>> start
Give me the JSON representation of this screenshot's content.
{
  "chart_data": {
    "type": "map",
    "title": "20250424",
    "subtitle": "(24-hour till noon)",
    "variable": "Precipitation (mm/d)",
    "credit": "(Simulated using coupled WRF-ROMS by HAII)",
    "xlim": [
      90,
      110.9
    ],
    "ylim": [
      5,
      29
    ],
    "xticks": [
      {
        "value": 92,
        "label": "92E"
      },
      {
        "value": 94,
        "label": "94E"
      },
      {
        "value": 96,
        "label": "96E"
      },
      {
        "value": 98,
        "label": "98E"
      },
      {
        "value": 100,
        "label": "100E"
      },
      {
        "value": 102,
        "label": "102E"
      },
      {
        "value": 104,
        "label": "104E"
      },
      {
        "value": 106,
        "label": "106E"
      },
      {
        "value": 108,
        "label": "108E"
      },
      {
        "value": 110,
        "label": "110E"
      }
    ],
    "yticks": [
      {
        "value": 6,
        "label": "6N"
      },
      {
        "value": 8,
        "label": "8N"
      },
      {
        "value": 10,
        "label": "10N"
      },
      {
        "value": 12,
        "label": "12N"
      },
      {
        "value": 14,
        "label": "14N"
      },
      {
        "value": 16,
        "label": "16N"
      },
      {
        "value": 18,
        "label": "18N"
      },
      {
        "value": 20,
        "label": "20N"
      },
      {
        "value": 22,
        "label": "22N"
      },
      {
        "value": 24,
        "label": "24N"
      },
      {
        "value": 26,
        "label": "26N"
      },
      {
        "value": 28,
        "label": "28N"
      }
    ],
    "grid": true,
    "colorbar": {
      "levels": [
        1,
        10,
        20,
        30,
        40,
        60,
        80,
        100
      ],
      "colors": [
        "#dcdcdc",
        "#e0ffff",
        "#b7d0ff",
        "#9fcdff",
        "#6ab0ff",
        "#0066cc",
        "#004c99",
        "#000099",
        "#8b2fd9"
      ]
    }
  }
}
>> end
▶ [REQUIRED TASK]:
Give the listing above again, word for word.

▶ [RESPONSE]:
Give me the JSON representation of this screenshot's content.
{
  "chart_data": {
    "type": "map",
    "title": "20250424",
    "subtitle": "(24-hour till noon)",
    "variable": "Precipitation (mm/d)",
    "credit": "(Simulated using coupled WRF-ROMS by HAII)",
    "xlim": [
      90,
      110.9
    ],
    "ylim": [
      5,
      29
    ],
    "xticks": [
      {
        "value": 92,
        "label": "92E"
      },
      {
        "value": 94,
        "label": "94E"
      },
      {
        "value": 96,
        "label": "96E"
      },
      {
        "value": 98,
        "label": "98E"
      },
      {
        "value": 100,
        "label": "100E"
      },
      {
        "value": 102,
        "label": "102E"
      },
      {
        "value": 104,
        "label": "104E"
      },
      {
        "value": 106,
        "label": "106E"
      },
      {
        "value": 108,
        "label": "108E"
      },
      {
        "value": 110,
        "label": "110E"
      }
    ],
    "yticks": [
      {
        "value": 6,
        "label": "6N"
      },
      {
        "value": 8,
        "label": "8N"
      },
      {
        "value": 10,
        "label": "10N"
      },
      {
        "value": 12,
        "label": "12N"
      },
      {
        "value": 14,
        "label": "14N"
      },
      {
        "value": 16,
        "label": "16N"
      },
      {
        "value": 18,
        "label": "18N"
      },
      {
        "value": 20,
        "label": "20N"
      },
      {
        "value": 22,
        "label": "22N"
      },
      {
        "value": 24,
        "label": "24N"
      },
      {
        "value": 26,
        "label": "26N"
      },
      {
        "value": 28,
        "label": "28N"
      }
    ],
    "grid": true,
    "colorbar": {
      "levels": [
        1,
        10,
        20,
        30,
        40,
        60,
        80,
        100
      ],
      "colors": [
        "#dcdcdc",
        "#e0ffff",
        "#b7d0ff",
        "#9fcdff",
        "#6ab0ff",
        "#0066cc",
        "#004c99",
        "#000099",
        "#8b2fd9"
      ]
    }
  }
}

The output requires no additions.